• **Problem statement**: Everything in the listing should be restated word for word.

• **Supplied records**:
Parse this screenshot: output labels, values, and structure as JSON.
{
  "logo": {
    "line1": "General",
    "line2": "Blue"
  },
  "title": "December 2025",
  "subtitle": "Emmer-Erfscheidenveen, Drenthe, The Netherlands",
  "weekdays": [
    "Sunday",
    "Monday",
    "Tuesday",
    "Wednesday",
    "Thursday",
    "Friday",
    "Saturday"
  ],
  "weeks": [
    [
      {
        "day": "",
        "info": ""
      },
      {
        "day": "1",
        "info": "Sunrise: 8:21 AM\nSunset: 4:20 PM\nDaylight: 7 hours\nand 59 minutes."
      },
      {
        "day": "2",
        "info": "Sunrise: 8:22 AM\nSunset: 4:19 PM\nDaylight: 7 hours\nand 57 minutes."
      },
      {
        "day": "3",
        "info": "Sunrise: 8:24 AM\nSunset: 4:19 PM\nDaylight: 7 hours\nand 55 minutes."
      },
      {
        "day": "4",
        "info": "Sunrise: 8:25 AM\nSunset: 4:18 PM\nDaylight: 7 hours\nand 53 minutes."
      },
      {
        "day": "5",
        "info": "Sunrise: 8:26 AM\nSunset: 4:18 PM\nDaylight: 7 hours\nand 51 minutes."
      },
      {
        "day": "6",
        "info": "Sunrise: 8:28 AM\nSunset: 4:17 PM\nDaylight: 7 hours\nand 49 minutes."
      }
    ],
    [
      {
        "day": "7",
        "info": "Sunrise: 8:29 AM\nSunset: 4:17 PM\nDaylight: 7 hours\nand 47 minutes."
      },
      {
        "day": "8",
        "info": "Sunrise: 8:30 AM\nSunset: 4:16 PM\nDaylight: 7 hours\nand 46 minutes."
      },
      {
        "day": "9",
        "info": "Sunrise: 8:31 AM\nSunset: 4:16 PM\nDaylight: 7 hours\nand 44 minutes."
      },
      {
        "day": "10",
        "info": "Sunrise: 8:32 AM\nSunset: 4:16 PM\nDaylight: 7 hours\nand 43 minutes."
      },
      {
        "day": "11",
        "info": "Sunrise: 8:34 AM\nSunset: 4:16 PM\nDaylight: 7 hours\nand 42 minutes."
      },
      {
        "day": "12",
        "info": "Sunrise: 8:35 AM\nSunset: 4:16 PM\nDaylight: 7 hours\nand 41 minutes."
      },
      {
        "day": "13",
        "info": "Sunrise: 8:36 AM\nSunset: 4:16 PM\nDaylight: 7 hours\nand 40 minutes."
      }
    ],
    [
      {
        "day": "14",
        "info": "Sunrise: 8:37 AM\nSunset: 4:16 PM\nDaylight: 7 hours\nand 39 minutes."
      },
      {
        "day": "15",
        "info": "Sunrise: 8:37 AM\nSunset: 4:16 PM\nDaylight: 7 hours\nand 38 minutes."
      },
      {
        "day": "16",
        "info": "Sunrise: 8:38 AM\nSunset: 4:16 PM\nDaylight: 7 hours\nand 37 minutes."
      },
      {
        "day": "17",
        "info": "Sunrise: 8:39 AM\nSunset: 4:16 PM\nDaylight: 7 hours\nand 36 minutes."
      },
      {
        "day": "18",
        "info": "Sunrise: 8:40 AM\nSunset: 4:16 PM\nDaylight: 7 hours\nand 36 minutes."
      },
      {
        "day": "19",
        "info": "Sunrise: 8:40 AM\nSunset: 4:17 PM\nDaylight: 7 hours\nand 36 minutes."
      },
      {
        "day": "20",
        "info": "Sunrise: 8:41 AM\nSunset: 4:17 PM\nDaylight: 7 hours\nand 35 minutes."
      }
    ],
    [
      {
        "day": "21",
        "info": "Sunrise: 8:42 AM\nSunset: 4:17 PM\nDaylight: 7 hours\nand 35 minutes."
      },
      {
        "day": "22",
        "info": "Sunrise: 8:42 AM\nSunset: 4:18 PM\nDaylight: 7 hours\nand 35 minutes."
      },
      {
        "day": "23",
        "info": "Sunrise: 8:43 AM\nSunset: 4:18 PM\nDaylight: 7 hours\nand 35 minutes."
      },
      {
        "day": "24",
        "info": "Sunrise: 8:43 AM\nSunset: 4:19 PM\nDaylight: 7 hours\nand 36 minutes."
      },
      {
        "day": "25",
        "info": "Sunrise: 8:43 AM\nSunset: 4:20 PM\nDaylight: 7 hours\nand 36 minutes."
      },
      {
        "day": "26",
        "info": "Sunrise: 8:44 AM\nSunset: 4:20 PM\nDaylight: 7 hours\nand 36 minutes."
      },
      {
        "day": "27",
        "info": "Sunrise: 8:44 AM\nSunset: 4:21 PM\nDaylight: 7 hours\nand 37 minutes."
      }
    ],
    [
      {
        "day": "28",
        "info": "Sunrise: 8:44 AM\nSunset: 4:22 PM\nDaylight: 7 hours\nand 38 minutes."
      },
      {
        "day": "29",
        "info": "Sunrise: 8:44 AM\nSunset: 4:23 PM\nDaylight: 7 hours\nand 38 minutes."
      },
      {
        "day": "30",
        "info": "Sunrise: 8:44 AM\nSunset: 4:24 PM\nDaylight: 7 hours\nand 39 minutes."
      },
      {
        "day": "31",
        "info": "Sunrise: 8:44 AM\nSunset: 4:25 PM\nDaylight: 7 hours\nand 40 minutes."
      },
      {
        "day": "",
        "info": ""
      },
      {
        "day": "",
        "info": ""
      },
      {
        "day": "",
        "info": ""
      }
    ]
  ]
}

• **Response to the task**:
Parse this screenshot: output labels, values, and structure as JSON.
{
  "logo": {
    "line1": "General",
    "line2": "Blue"
  },
  "title": "December 2025",
  "subtitle": "Emmer-Erfscheidenveen, Drenthe, The Netherlands",
  "weekdays": [
    "Sunday",
    "Monday",
    "Tuesday",
    "Wednesday",
    "Thursday",
    "Friday",
    "Saturday"
  ],
  "weeks": [
    [
      {
        "day": "",
        "info": ""
      },
      {
        "day": "1",
        "info": "Sunrise: 8:21 AM\nSunset: 4:20 PM\nDaylight: 7 hours\nand 59 minutes."
      },
      {
        "day": "2",
        "info": "Sunrise: 8:22 AM\nSunset: 4:19 PM\nDaylight: 7 hours\nand 57 minutes."
      },
      {
        "day": "3",
        "info": "Sunrise: 8:24 AM\nSunset: 4:19 PM\nDaylight: 7 hours\nand 55 minutes."
      },
      {
        "day": "4",
        "info": "Sunrise: 8:25 AM\nSunset: 4:18 PM\nDaylight: 7 hours\nand 53 minutes."
      },
      {
        "day": "5",
        "info": "Sunrise: 8:26 AM\nSunset: 4:18 PM\nDaylight: 7 hours\nand 51 minutes."
      },
      {
        "day": "6",
        "info": "Sunrise: 8:28 AM\nSunset: 4:17 PM\nDaylight: 7 hours\nand 49 minutes."
      }
    ],
    [
      {
        "day": "7",
        "info": "Sunrise: 8:29 AM\nSunset: 4:17 PM\nDaylight: 7 hours\nand 47 minutes."
      },
      {
        "day": "8",
        "info": "Sunrise: 8:30 AM\nSunset: 4:16 PM\nDaylight: 7 hours\nand 46 minutes."
      },
      {
        "day": "9",
        "info": "Sunrise: 8:31 AM\nSunset: 4:16 PM\nDaylight: 7 hours\nand 44 minutes."
      },
      {
        "day": "10",
        "info": "Sunrise: 8:32 AM\nSunset: 4:16 PM\nDaylight: 7 hours\nand 43 minutes."
      },
      {
        "day": "11",
        "info": "Sunrise: 8:34 AM\nSunset: 4:16 PM\nDaylight: 7 hours\nand 42 minutes."
      },
      {
        "day": "12",
        "info": "Sunrise: 8:35 AM\nSunset: 4:16 PM\nDaylight: 7 hours\nand 41 minutes."
      },
      {
        "day": "13",
        "info": "Sunrise: 8:36 AM\nSunset: 4:16 PM\nDaylight: 7 hours\nand 40 minutes."
      }
    ],
    [
      {
        "day": "14",
        "info": "Sunrise: 8:37 AM\nSunset: 4:16 PM\nDaylight: 7 hours\nand 39 minutes."
      },
      {
        "day": "15",
        "info": "Sunrise: 8:37 AM\nSunset: 4:16 PM\nDaylight: 7 hours\nand 38 minutes."
      },
      {
        "day": "16",
        "info": "Sunrise: 8:38 AM\nSunset: 4:16 PM\nDaylight: 7 hours\nand 37 minutes."
      },
      {
        "day": "17",
        "info": "Sunrise: 8:39 AM\nSunset: 4:16 PM\nDaylight: 7 hours\nand 36 minutes."
      },
      {
        "day": "18",
        "info": "Sunrise: 8:40 AM\nSunset: 4:16 PM\nDaylight: 7 hours\nand 36 minutes."
      },
      {
        "day": "19",
        "info": "Sunrise: 8:40 AM\nSunset: 4:17 PM\nDaylight: 7 hours\nand 36 minutes."
      },
      {
        "day": "20",
        "info": "Sunrise: 8:41 AM\nSunset: 4:17 PM\nDaylight: 7 hours\nand 35 minutes."
      }
    ],
    [
      {
        "day": "21",
        "info": "Sunrise: 8:42 AM\nSunset: 4:17 PM\nDaylight: 7 hours\nand 35 minutes."
      },
      {
        "day": "22",
        "info": "Sunrise: 8:42 AM\nSunset: 4:18 PM\nDaylight: 7 hours\nand 35 minutes."
      },
      {
        "day": "23",
        "info": "Sunrise: 8:43 AM\nSunset: 4:18 PM\nDaylight: 7 hours\nand 35 minutes."
      },
      {
        "day": "24",
        "info": "Sunrise: 8:43 AM\nSunset: 4:19 PM\nDaylight: 7 hours\nand 36 minutes."
      },
      {
        "day": "25",
        "info": "Sunrise: 8:43 AM\nSunset: 4:20 PM\nDaylight: 7 hours\nand 36 minutes."
      },
      {
        "day": "26",
        "info": "Sunrise: 8:44 AM\nSunset: 4:20 PM\nDaylight: 7 hours\nand 36 minutes."
      },
      {
        "day": "27",
        "info": "Sunrise: 8:44 AM\nSunset: 4:21 PM\nDaylight: 7 hours\nand 37 minutes."
      }
    ],
    [
      {
        "day": "28",
        "info": "Sunrise: 8:44 AM\nSunset: 4:22 PM\nDaylight: 7 hours\nand 38 minutes."
      },
      {
        "day": "29",
        "info": "Sunrise: 8:44 AM\nSunset: 4:23 PM\nDaylight: 7 hours\nand 38 minutes."
      },
      {
        "day": "30",
        "info": "Sunrise: 8:44 AM\nSunset: 4:24 PM\nDaylight: 7 hours\nand 39 minutes."
      },
      {
        "day": "31",
        "info": "Sunrise: 8:44 AM\nSunset: 4:25 PM\nDaylight: 7 hours\nand 40 minutes."
      },
      {
        "day": "",
        "info": ""
      },
      {
        "day": "",
        "info": ""
      },
      {
        "day": "",
        "info": ""
      }
    ]
  ]
}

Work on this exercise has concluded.